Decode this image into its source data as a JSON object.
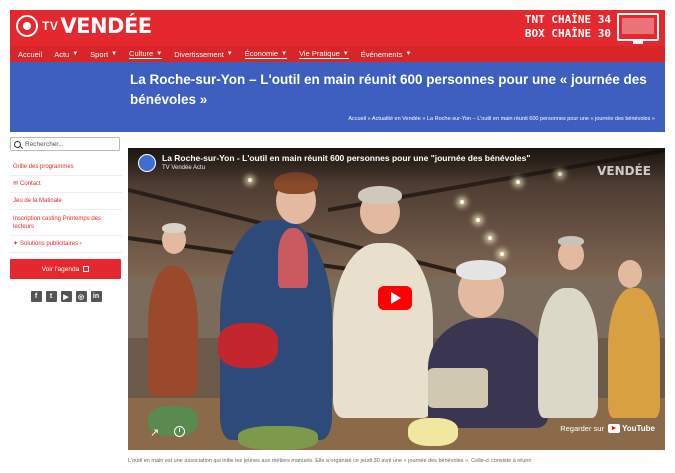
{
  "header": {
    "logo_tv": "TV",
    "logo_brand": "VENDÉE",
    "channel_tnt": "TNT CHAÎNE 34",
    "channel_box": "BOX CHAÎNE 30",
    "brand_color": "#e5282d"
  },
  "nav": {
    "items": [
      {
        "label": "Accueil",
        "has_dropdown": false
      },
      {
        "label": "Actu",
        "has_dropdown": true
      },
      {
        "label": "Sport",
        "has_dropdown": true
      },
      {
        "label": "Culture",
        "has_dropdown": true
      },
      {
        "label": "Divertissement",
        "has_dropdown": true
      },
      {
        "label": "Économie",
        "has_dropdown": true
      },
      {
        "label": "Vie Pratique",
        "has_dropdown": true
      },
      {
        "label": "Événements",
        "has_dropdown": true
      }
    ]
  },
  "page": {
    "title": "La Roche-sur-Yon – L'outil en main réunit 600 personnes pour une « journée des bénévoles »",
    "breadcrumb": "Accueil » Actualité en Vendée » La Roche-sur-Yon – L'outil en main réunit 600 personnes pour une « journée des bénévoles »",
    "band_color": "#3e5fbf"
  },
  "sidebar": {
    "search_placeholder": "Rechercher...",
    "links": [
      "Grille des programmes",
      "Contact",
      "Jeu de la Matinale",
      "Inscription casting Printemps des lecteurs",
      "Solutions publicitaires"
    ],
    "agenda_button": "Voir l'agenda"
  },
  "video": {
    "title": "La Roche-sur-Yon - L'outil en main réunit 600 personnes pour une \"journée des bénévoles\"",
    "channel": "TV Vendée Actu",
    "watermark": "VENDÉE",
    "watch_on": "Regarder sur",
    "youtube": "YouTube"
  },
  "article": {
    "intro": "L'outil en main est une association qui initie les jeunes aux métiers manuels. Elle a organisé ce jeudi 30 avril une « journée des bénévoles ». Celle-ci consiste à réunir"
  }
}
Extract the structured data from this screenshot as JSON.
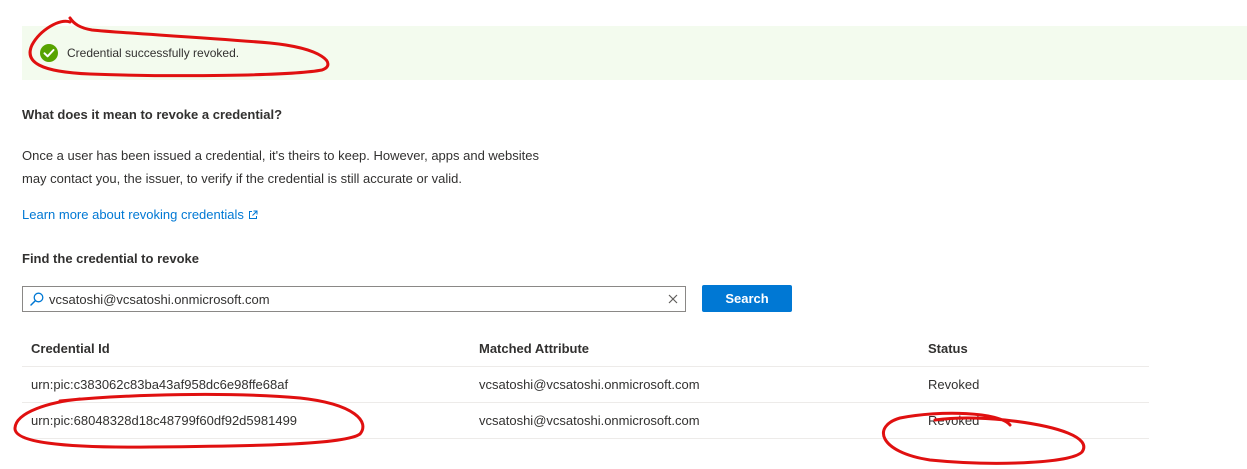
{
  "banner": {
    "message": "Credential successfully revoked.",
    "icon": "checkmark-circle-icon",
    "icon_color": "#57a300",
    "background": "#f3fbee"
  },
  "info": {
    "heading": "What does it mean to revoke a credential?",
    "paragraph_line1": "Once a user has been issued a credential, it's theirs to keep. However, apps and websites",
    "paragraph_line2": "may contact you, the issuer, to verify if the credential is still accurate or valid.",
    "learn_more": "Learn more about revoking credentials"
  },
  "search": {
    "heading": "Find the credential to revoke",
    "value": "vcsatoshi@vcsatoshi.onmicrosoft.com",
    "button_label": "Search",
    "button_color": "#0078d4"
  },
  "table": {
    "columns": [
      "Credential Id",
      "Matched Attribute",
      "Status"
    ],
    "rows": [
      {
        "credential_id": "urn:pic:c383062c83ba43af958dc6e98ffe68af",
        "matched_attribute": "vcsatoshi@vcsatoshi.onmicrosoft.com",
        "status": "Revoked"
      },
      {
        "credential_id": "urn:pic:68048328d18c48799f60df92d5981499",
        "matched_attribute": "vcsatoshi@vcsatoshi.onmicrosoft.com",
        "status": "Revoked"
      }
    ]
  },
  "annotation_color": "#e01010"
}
------------------------
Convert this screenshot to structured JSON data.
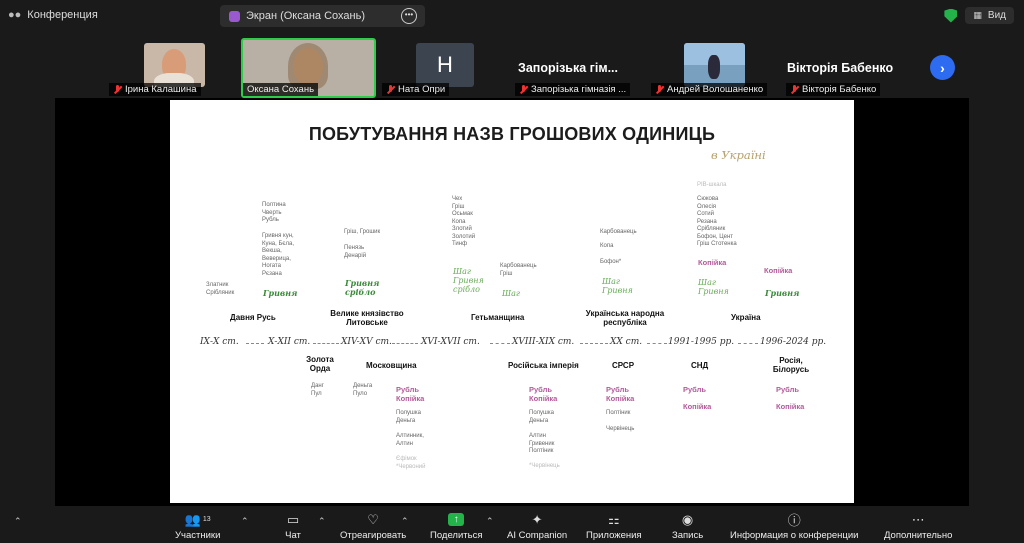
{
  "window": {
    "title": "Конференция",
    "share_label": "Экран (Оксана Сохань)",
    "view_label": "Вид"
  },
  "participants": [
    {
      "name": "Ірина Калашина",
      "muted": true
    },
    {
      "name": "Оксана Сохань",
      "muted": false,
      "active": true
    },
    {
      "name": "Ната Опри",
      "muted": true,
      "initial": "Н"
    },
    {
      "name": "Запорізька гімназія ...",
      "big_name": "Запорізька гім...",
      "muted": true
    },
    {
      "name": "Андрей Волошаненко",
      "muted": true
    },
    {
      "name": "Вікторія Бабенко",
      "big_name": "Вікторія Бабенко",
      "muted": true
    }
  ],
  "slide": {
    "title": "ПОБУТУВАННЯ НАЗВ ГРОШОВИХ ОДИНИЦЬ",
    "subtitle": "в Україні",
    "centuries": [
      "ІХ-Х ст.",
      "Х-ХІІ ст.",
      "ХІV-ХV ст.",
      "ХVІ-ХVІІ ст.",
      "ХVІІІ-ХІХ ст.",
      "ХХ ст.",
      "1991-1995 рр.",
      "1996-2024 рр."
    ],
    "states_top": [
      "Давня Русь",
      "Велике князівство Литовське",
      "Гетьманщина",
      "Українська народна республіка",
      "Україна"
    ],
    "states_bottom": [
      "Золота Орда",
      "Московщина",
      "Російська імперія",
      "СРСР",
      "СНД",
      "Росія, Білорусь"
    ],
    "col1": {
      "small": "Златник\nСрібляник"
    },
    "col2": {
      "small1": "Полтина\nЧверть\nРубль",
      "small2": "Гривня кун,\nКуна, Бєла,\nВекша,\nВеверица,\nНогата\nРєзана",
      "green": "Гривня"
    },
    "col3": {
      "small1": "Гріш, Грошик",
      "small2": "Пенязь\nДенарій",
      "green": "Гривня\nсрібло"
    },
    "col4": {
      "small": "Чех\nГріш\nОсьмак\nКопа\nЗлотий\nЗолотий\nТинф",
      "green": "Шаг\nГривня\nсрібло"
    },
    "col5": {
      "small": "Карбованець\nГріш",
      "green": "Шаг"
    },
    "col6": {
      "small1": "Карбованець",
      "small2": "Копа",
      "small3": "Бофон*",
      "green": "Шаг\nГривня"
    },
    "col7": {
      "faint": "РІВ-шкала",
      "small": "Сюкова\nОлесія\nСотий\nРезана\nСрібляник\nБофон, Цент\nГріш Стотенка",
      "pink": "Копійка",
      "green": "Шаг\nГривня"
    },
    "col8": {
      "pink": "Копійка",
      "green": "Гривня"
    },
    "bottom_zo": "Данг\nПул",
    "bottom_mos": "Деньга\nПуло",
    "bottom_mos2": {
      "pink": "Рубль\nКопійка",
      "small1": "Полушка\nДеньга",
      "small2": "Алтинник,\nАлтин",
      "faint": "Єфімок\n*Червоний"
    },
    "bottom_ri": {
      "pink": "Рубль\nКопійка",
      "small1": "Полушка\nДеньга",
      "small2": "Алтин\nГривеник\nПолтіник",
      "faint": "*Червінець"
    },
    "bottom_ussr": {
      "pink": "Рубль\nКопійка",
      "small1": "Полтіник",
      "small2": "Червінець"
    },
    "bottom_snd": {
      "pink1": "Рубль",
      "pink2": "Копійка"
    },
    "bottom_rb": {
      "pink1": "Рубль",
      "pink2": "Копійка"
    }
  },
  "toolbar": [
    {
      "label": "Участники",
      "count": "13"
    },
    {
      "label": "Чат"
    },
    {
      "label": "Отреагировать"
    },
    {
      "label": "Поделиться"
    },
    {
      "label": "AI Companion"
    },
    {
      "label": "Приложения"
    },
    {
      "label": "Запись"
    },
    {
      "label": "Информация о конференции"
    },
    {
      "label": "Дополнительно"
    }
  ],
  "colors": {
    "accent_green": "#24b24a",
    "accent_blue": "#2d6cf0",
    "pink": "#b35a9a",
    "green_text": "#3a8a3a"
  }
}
------------------------
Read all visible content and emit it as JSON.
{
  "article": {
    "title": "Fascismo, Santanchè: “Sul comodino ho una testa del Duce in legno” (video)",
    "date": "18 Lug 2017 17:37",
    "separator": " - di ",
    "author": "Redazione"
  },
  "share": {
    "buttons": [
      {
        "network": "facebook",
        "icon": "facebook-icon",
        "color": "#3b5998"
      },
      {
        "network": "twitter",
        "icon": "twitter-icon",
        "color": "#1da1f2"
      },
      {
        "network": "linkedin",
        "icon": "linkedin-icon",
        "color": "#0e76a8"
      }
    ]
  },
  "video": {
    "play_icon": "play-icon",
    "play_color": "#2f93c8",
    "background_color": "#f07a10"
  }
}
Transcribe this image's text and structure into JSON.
------------------------
### EXERCISE GOAL
In the listing above, find the line with "Read all visible content and emit it as JSON." and the line with "Transcribe this image's", then print exactly those lines and every line between them.

### COMPLETE ANSWER
Read all visible content and emit it as JSON.
{
  "article": {
    "title": "Fascismo, Santanchè: “Sul comodino ho una testa del Duce in legno” (video)",
    "date": "18 Lug 2017 17:37",
    "separator": " - di ",
    "author": "Redazione"
  },
  "share": {
    "buttons": [
      {
        "network": "facebook",
        "icon": "facebook-icon",
        "color": "#3b5998"
      },
      {
        "network": "twitter",
        "icon": "twitter-icon",
        "color": "#1da1f2"
      },
      {
        "network": "linkedin",
        "icon": "linkedin-icon",
        "color": "#0e76a8"
      }
    ]
  },
  "video": {
    "play_icon": "play-icon",
    "play_color": "#2f93c8",
    "background_color": "#f07a10"
  }
}
Transcribe this image's text and structure into JSON.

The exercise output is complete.